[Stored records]
'''

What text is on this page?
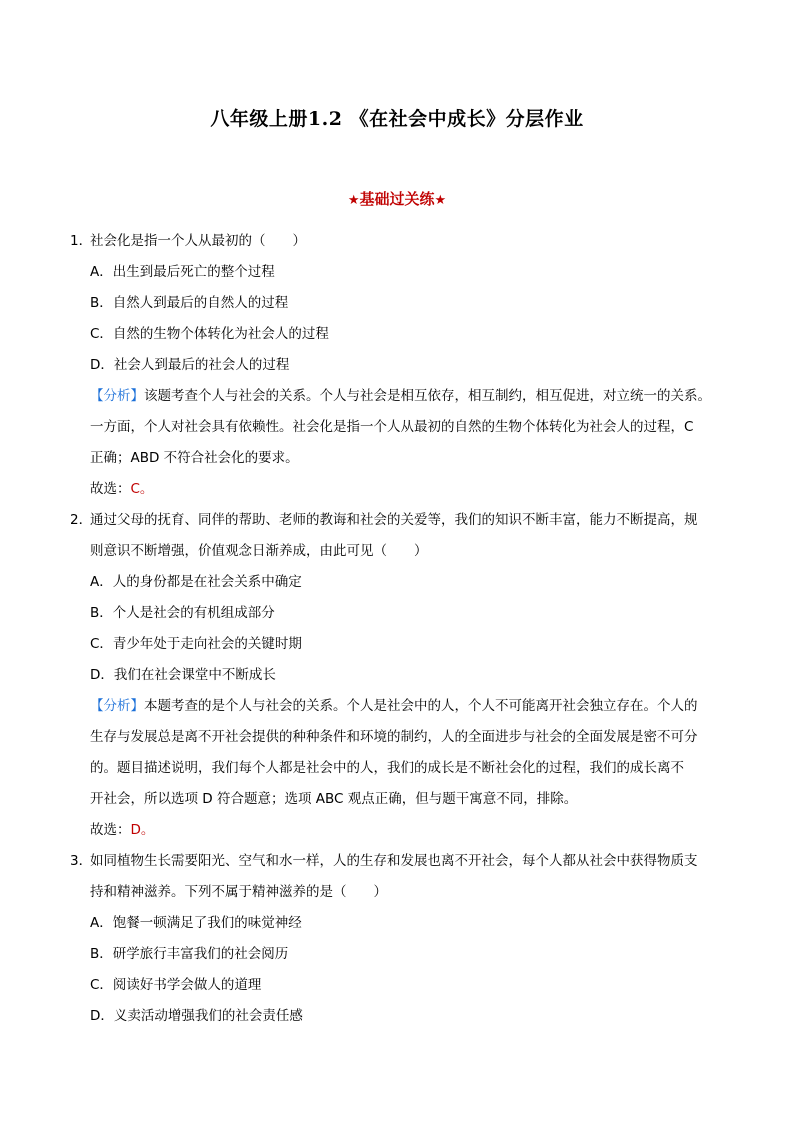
八年级上册1.2 《在社会中成长》分层作业
★基础过关练★
1．社会化是指一个人从最初的（　　）
A．出生到最后死亡的整个过程
B．自然人到最后的自然人的过程
C．自然的生物个体转化为社会人的过程
D．社会人到最后的社会人的过程
【分析】该题考查个人与社会的关系。个人与社会是相互依存，相互制约，相互促进，对立统一的关系。
一方面，个人对社会具有依赖性。社会化是指一个人从最初的自然的生物个体转化为社会人的过程，C
正确；ABD 不符合社会化的要求。
故选：C。
2．通过父母的抚育、同伴的帮助、老师的教诲和社会的关爱等，我们的知识不断丰富，能力不断提高，规
则意识不断增强，价值观念日渐养成，由此可见（　　）
A．人的身份都是在社会关系中确定
B．个人是社会的有机组成部分
C．青少年处于走向社会的关键时期
D．我们在社会课堂中不断成长
【分析】本题考查的是个人与社会的关系。个人是社会中的人，个人不可能离开社会独立存在。个人的
生存与发展总是离不开社会提供的种种条件和环境的制约，人的全面进步与社会的全面发展是密不可分
的。题目描述说明，我们每个人都是社会中的人，我们的成长是不断社会化的过程，我们的成长离不
开社会，所以选项 D 符合题意；选项 ABC 观点正确，但与题干寓意不同，排除。
故选：D。
3．如同植物生长需要阳光、空气和水一样，人的生存和发展也离不开社会，每个人都从社会中获得物质支
持和精神滋养。下列不属于精神滋养的是（　　）
A．饱餐一顿满足了我们的味觉神经
B．研学旅行丰富我们的社会阅历
C．阅读好书学会做人的道理
D．义卖活动增强我们的社会责任感
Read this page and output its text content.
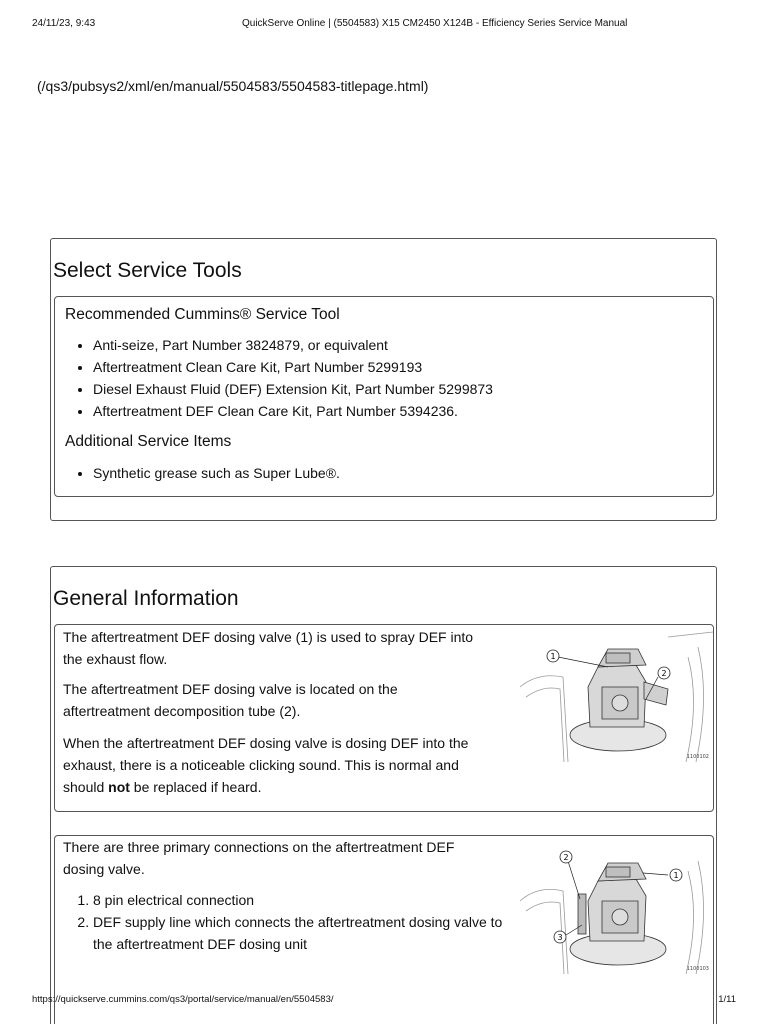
24/11/23, 9:43	QuickServe Online | (5504583) X15 CM2450 X124B - Efficiency Series Service Manual
(/qs3/pubsys2/xml/en/manual/5504583/5504583-titlepage.html)
Select Service Tools
Recommended Cummins® Service Tool
• Anti-seize, Part Number 3824879, or equivalent
• Aftertreatment Clean Care Kit, Part Number 5299193
• Diesel Exhaust Fluid (DEF) Extension Kit, Part Number 5299873
• Aftertreatment DEF Clean Care Kit, Part Number 5394236.
Additional Service Items
• Synthetic grease such as Super Lube®.
General Information

The aftertreatment DEF dosing valve (1) is used to spray DEF into the exhaust flow.

The aftertreatment DEF dosing valve is located on the aftertreatment decomposition tube (2).

When the aftertreatment DEF dosing valve is dosing DEF into the exhaust, there is a noticeable clicking sound. This is normal and should not be replaced if heard.

1
2
1100102

There are three primary connections on the aftertreatment DEF dosing valve.

1. 8 pin electrical connection
2. DEF supply line which connects the aftertreatment dosing valve to the aftertreatment DEF dosing unit
2
1
3
1100103
https://quickserve.cummins.com/qs3/portal/service/manual/en/5504583/	1/11
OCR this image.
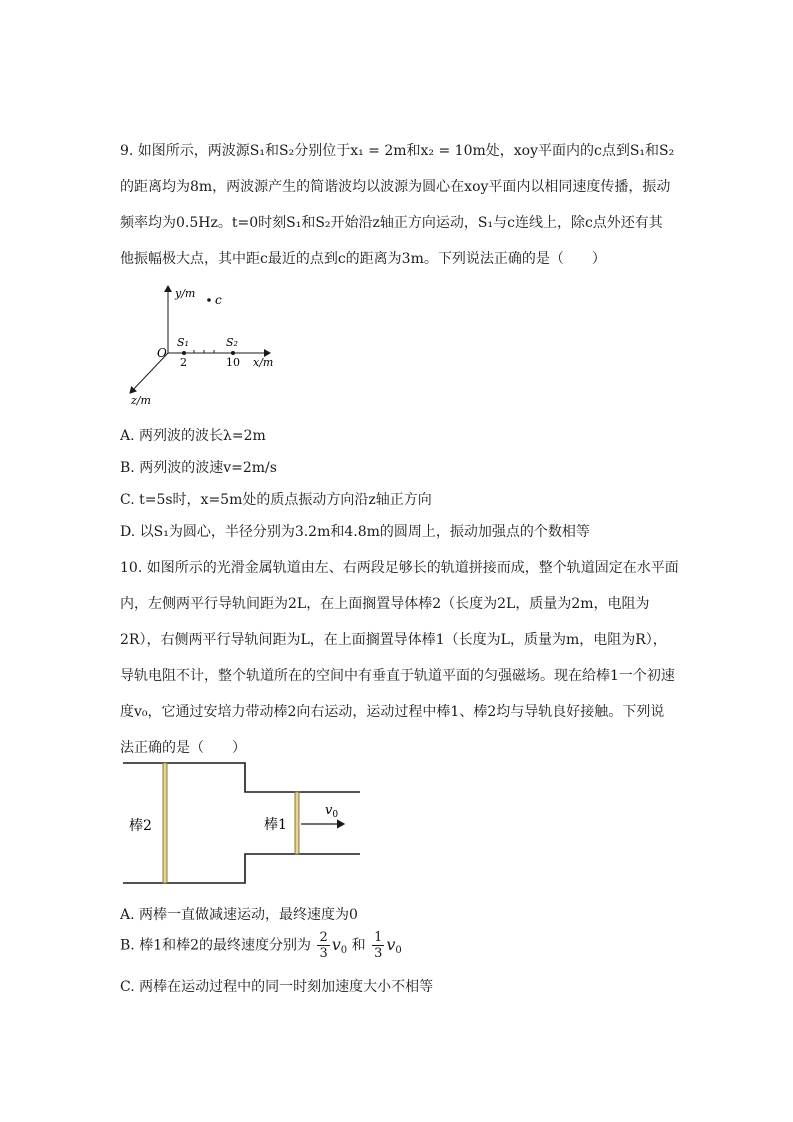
9. 如图所示，两波源S₁和S₂分别位于x₁ = 2m和x₂ = 10m处，xoy平面内的c点到S₁和S₂

的距离均为8m，两波源产生的简谐波均以波源为圆心在xoy平面内以相同速度传播，振动

频率均为0.5Hz。t=0时刻S₁和S₂开始沿z轴正方向运动，S₁与c连线上，除c点外还有其

他振幅极大点，其中距c最近的点到c的距离为3m。下列说法正确的是（　　）

y/m
x/m
z/m
O
c
S₁	S₂
2	10
A. 两列波的波长λ=2m
B. 两列波的波速v=2m/s
C. t=5s时，x=5m处的质点振动方向沿z轴正方向
D. 以S₁为圆心，半径分别为3.2m和4.8m的圆周上，振动加强点的个数相等

10. 如图所示的光滑金属轨道由左、右两段足够长的轨道拼接而成，整个轨道固定在水平面

内，左侧两平行导轨间距为2L，在上面搁置导体棒2（长度为2L，质量为2m，电阻为

2R），右侧两平行导轨间距为L，在上面搁置导体棒1（长度为L，质量为m，电阻为R），

导轨电阻不计，整个轨道所在的空间中有垂直于轨道平面的匀强磁场。现在给棒1一个初速

度v₀，它通过安培力带动棒2向右运动，运动过程中棒1、棒2均与导轨良好接触。下列说

法正确的是（　　）

棒2	棒1
$v_0$
A. 两棒一直做减速运动，最终速度为0
B. 棒1和棒2的最终速度分别为 $\frac{2}{3} v_0$ 和 $\frac{1}{3} v_0$
C. 两棒在运动过程中的同一时刻加速度大小不相等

'''

_Your task:_ Return nothing except the number of lines that include the string "Part".

_Solution to this problem:_ 4